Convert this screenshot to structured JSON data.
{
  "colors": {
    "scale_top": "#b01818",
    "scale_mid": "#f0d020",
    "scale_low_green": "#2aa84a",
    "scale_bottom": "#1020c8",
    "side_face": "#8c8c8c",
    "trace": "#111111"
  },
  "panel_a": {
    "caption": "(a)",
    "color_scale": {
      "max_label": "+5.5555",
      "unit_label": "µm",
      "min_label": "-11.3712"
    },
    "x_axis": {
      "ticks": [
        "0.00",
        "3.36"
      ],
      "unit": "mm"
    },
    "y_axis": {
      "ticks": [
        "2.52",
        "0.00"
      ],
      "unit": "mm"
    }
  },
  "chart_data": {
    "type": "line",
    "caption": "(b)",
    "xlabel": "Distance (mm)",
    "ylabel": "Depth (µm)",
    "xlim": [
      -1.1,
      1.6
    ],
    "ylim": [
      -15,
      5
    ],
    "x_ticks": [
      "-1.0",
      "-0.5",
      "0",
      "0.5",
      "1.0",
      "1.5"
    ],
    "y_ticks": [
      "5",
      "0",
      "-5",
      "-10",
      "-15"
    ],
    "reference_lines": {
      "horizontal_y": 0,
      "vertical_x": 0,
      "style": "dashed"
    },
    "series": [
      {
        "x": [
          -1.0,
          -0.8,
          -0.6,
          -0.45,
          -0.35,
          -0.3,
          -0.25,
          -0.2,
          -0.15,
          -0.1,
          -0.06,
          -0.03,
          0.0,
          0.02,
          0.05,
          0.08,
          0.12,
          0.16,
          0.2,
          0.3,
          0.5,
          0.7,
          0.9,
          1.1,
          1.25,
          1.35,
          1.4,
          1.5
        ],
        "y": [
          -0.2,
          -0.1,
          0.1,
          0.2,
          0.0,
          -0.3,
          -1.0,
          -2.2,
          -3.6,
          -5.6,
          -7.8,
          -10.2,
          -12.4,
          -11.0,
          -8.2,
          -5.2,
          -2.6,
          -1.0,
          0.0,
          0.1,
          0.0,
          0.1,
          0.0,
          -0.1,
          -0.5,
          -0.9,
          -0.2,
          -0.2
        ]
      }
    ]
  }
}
────
Task to complete - Reproduce each line verbatim.

Task answer -
Convert this screenshot to structured JSON data.
{
  "colors": {
    "scale_top": "#b01818",
    "scale_mid": "#f0d020",
    "scale_low_green": "#2aa84a",
    "scale_bottom": "#1020c8",
    "side_face": "#8c8c8c",
    "trace": "#111111"
  },
  "panel_a": {
    "caption": "(a)",
    "color_scale": {
      "max_label": "+5.5555",
      "unit_label": "µm",
      "min_label": "-11.3712"
    },
    "x_axis": {
      "ticks": [
        "0.00",
        "3.36"
      ],
      "unit": "mm"
    },
    "y_axis": {
      "ticks": [
        "2.52",
        "0.00"
      ],
      "unit": "mm"
    }
  },
  "chart_data": {
    "type": "line",
    "caption": "(b)",
    "xlabel": "Distance (mm)",
    "ylabel": "Depth (µm)",
    "xlim": [
      -1.1,
      1.6
    ],
    "ylim": [
      -15,
      5
    ],
    "x_ticks": [
      "-1.0",
      "-0.5",
      "0",
      "0.5",
      "1.0",
      "1.5"
    ],
    "y_ticks": [
      "5",
      "0",
      "-5",
      "-10",
      "-15"
    ],
    "reference_lines": {
      "horizontal_y": 0,
      "vertical_x": 0,
      "style": "dashed"
    },
    "series": [
      {
        "x": [
          -1.0,
          -0.8,
          -0.6,
          -0.45,
          -0.35,
          -0.3,
          -0.25,
          -0.2,
          -0.15,
          -0.1,
          -0.06,
          -0.03,
          0.0,
          0.02,
          0.05,
          0.08,
          0.12,
          0.16,
          0.2,
          0.3,
          0.5,
          0.7,
          0.9,
          1.1,
          1.25,
          1.35,
          1.4,
          1.5
        ],
        "y": [
          -0.2,
          -0.1,
          0.1,
          0.2,
          0.0,
          -0.3,
          -1.0,
          -2.2,
          -3.6,
          -5.6,
          -7.8,
          -10.2,
          -12.4,
          -11.0,
          -8.2,
          -5.2,
          -2.6,
          -1.0,
          0.0,
          0.1,
          0.0,
          0.1,
          0.0,
          -0.1,
          -0.5,
          -0.9,
          -0.2,
          -0.2
        ]
      }
    ]
  }
}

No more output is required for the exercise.